Exercise goal | Starting at the first row and stopping after the line that contains "settings-item-value: 常见问题 [377,195,446,214]", write those lines out again with "divider" swapped for "separator" and nothing else changed.

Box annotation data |
-------

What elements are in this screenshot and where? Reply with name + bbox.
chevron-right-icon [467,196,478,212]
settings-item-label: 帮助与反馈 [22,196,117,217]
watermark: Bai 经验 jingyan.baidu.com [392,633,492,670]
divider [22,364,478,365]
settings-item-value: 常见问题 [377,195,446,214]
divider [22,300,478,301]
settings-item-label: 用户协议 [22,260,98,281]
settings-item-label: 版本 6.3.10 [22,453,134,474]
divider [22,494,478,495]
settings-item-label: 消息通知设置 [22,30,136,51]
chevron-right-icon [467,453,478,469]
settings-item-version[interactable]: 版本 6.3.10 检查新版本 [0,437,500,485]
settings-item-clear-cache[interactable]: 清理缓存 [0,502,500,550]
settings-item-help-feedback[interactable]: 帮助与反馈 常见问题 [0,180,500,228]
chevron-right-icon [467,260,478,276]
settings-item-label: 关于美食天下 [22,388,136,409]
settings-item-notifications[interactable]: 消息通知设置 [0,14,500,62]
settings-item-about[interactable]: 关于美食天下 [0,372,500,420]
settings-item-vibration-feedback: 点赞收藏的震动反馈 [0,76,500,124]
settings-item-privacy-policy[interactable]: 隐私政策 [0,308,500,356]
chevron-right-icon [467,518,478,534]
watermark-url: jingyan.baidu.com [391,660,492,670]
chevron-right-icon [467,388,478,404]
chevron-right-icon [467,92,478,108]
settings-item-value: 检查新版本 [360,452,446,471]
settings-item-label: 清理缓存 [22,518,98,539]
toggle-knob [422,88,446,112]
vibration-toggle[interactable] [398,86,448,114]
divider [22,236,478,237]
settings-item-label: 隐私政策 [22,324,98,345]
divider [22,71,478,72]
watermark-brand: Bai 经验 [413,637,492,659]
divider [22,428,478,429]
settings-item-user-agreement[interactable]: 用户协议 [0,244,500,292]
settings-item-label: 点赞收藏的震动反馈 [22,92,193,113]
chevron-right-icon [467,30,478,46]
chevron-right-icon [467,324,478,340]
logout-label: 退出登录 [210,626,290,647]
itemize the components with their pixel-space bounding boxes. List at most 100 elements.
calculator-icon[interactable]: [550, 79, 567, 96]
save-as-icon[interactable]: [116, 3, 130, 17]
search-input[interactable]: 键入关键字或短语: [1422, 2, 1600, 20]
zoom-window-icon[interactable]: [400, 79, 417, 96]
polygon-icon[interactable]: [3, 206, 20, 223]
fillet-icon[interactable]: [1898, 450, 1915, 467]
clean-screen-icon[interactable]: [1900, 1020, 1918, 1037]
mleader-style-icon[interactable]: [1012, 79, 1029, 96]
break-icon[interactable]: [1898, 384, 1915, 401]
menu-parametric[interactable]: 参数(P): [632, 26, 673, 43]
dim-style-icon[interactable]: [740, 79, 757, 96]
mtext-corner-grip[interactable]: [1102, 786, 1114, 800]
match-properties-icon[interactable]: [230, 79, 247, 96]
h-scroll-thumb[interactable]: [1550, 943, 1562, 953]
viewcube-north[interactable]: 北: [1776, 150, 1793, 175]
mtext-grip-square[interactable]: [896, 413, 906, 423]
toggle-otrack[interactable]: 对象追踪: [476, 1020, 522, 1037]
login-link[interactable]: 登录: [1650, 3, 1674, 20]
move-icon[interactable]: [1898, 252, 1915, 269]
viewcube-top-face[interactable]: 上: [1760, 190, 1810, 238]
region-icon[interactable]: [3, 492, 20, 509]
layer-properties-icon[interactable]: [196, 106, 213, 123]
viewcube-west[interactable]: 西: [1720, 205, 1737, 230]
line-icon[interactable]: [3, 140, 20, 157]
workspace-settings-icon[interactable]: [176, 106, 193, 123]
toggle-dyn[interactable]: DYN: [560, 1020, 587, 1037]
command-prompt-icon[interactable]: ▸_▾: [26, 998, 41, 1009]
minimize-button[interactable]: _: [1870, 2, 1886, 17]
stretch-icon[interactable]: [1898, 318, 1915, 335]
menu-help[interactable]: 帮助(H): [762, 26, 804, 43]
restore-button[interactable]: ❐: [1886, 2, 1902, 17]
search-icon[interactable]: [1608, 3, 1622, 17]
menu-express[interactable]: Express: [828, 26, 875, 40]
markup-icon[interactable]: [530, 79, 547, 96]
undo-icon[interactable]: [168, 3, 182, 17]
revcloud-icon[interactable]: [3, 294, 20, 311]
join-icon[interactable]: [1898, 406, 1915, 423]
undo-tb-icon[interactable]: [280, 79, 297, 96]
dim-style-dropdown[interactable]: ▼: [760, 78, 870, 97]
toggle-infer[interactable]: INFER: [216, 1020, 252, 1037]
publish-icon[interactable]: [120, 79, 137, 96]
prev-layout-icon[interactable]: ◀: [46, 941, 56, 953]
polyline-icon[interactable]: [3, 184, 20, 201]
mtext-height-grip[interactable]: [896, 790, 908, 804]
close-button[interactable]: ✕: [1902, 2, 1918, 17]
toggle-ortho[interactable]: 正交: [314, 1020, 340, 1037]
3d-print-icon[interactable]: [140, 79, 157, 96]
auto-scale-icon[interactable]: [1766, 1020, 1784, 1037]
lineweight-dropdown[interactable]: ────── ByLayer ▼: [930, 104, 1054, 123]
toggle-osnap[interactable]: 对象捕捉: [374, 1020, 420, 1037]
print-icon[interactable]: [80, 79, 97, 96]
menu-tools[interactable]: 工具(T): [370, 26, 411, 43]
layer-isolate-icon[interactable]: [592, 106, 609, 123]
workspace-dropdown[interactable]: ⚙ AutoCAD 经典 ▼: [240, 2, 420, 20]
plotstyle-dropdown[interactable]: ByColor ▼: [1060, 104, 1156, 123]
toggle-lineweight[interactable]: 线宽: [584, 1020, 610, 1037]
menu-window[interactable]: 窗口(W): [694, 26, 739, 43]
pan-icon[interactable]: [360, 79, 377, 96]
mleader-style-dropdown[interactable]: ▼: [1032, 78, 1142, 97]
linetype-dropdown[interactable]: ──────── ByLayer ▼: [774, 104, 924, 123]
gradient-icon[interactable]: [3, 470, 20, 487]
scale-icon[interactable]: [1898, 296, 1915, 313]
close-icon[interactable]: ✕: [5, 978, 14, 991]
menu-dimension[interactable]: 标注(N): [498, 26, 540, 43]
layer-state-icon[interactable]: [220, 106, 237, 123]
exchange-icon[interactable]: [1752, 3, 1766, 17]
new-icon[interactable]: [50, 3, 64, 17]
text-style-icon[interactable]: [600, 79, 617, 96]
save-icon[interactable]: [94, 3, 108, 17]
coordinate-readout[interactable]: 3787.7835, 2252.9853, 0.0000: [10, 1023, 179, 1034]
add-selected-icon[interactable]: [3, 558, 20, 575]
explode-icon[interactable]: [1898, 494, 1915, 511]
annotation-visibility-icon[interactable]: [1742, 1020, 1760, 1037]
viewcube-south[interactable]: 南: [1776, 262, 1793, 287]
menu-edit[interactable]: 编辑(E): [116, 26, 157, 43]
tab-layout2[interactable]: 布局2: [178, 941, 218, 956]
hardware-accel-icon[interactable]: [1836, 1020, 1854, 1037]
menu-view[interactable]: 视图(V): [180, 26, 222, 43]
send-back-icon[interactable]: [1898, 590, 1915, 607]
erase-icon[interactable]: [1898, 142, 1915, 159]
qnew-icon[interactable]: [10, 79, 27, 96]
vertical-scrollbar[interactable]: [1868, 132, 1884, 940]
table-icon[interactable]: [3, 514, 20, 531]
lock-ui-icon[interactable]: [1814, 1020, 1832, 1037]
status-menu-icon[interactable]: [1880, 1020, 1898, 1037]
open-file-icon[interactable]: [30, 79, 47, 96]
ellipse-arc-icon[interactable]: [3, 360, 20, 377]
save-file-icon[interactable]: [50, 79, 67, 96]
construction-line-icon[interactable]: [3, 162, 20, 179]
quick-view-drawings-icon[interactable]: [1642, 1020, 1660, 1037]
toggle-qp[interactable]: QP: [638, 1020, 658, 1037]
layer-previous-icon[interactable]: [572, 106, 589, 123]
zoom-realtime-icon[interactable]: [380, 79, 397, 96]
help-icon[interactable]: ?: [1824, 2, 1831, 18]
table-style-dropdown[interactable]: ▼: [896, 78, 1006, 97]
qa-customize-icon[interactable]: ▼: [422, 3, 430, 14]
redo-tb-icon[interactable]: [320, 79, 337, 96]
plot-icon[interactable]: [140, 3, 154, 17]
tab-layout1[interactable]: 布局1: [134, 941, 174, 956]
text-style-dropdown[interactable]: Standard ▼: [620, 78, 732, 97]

-------

Answer in full |
What elements are in this screenshot and where? Reply with name + bbox.
chevron-right-icon [467,196,478,212]
settings-item-label: 帮助与反馈 [22,196,117,217]
watermark: Bai 经验 jingyan.baidu.com [392,633,492,670]
separator [22,364,478,365]
settings-item-value: 常见问题 [377,195,446,214]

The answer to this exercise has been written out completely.